[Dataset rows]

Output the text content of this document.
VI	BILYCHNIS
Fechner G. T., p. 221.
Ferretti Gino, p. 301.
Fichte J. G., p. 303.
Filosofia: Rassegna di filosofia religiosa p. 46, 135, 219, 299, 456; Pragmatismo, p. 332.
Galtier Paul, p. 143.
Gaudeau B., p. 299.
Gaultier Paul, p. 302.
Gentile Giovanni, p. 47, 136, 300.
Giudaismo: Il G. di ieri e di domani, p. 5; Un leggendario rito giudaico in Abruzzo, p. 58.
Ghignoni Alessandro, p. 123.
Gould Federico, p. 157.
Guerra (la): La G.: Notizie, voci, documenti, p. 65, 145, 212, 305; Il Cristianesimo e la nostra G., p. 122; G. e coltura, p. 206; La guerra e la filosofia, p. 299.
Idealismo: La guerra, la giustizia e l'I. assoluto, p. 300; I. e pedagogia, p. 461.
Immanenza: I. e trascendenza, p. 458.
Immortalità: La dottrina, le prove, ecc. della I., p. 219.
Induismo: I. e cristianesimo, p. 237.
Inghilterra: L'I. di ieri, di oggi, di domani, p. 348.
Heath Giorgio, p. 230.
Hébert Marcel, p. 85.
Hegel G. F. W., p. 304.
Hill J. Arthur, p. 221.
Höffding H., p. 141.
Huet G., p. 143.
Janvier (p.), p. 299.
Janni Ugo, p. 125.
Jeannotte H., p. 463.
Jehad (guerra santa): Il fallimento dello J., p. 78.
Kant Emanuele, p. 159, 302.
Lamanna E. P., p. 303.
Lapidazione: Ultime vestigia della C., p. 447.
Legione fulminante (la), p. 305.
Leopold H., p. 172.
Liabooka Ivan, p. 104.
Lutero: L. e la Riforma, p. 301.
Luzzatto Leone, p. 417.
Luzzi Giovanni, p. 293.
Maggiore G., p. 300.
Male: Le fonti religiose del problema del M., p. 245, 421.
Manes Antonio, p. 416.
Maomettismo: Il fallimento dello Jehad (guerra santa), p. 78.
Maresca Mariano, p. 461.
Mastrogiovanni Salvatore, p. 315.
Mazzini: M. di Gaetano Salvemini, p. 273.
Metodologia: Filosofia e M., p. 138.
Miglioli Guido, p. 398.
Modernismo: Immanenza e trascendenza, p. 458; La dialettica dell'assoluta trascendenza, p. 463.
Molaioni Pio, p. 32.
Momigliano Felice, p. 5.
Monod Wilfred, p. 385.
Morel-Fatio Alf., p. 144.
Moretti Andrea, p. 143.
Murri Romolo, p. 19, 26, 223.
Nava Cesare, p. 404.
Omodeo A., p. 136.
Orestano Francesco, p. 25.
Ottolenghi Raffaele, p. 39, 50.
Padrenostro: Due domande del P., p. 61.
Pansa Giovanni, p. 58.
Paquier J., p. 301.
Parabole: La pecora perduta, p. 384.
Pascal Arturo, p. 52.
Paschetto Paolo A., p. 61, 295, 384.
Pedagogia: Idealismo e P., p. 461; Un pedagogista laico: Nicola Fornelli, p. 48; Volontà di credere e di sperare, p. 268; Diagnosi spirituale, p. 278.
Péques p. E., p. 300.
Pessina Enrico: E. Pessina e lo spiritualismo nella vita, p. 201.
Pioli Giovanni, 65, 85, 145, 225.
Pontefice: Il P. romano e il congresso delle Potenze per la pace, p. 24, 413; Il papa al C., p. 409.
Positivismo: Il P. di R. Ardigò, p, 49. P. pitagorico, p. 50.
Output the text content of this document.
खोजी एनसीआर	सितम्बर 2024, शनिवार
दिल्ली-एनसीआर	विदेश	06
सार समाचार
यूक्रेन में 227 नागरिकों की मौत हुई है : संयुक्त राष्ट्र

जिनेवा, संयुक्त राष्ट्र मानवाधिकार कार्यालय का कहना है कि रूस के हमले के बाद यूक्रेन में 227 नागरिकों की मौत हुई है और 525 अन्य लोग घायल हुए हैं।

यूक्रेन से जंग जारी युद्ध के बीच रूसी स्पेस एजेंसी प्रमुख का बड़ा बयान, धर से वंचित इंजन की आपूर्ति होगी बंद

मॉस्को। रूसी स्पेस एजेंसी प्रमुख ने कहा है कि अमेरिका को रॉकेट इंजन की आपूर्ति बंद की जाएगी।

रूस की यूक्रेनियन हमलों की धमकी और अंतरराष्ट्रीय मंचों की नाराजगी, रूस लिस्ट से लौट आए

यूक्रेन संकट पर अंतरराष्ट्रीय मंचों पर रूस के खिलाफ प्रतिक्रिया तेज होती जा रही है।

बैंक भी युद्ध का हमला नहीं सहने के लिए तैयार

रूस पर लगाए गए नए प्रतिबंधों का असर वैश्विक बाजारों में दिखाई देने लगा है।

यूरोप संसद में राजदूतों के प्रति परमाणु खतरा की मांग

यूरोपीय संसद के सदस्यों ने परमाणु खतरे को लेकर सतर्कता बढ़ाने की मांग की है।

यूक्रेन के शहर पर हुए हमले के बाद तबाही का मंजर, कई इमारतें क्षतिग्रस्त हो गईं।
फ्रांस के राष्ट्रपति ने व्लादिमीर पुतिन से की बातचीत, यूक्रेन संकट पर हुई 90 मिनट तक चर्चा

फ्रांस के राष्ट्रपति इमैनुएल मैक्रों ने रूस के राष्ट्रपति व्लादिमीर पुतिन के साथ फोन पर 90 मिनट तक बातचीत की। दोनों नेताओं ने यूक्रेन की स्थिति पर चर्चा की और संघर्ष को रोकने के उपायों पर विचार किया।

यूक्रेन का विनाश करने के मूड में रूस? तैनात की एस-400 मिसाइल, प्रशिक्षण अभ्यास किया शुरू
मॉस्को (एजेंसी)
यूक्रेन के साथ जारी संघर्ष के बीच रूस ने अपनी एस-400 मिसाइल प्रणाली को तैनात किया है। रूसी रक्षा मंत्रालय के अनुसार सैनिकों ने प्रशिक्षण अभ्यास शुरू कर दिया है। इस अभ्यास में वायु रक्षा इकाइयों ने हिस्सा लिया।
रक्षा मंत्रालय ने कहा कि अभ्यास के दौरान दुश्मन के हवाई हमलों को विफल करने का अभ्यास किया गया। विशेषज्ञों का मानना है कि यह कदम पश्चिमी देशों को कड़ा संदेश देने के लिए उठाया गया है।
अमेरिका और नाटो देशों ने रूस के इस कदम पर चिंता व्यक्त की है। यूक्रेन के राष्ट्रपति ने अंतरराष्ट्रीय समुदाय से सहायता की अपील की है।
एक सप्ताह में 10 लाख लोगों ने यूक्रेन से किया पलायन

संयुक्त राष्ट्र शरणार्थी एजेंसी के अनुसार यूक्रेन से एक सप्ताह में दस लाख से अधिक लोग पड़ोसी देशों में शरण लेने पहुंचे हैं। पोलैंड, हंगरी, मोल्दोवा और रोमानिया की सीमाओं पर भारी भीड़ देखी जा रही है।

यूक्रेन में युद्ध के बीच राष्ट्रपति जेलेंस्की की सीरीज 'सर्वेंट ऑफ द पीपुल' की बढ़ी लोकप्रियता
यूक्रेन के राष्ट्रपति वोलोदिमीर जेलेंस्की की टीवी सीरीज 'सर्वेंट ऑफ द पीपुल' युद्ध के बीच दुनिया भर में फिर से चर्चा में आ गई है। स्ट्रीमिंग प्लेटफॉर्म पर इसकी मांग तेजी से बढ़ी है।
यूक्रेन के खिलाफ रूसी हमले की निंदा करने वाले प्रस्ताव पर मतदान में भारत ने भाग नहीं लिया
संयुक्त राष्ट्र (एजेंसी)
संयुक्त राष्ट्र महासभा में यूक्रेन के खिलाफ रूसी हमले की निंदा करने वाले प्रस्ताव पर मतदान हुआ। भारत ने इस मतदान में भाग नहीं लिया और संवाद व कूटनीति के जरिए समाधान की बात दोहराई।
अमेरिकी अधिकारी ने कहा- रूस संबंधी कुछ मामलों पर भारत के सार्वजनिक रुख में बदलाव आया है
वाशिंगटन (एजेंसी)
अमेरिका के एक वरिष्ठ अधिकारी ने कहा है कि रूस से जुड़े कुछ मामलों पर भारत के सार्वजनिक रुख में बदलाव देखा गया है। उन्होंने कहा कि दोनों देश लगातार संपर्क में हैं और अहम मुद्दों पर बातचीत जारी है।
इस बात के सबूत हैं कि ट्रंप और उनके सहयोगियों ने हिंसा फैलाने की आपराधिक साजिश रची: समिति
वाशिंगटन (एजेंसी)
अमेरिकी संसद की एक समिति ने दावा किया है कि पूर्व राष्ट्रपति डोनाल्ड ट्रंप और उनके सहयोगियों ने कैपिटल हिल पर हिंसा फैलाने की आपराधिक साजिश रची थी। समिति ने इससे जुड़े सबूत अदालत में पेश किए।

• _REQUIREMENTS_
Extract every line of the records above that contains the word "Paul".

• _ANSWER BELOW_
Galtier Paul, p. 143.
Gaultier Paul, p. 302.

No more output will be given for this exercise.